** Start of Material for this task **

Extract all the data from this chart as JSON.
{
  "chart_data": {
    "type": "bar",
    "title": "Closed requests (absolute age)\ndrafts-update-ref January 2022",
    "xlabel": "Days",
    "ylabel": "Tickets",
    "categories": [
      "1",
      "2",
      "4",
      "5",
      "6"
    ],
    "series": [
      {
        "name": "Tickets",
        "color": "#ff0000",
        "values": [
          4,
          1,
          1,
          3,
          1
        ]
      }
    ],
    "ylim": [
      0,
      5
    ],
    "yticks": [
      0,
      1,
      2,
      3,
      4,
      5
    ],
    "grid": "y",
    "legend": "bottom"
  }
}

** End of Material for this task **

**What is required**:
Extract every entry in the listing word for word.

**Reply to the exercise**:
Extract all the data from this chart as JSON.
{
  "chart_data": {
    "type": "bar",
    "title": "Closed requests (absolute age)\ndrafts-update-ref January 2022",
    "xlabel": "Days",
    "ylabel": "Tickets",
    "categories": [
      "1",
      "2",
      "4",
      "5",
      "6"
    ],
    "series": [
      {
        "name": "Tickets",
        "color": "#ff0000",
        "values": [
          4,
          1,
          1,
          3,
          1
        ]
      }
    ],
    "ylim": [
      0,
      5
    ],
    "yticks": [
      0,
      1,
      2,
      3,
      4,
      5
    ],
    "grid": "y",
    "legend": "bottom"
  }
}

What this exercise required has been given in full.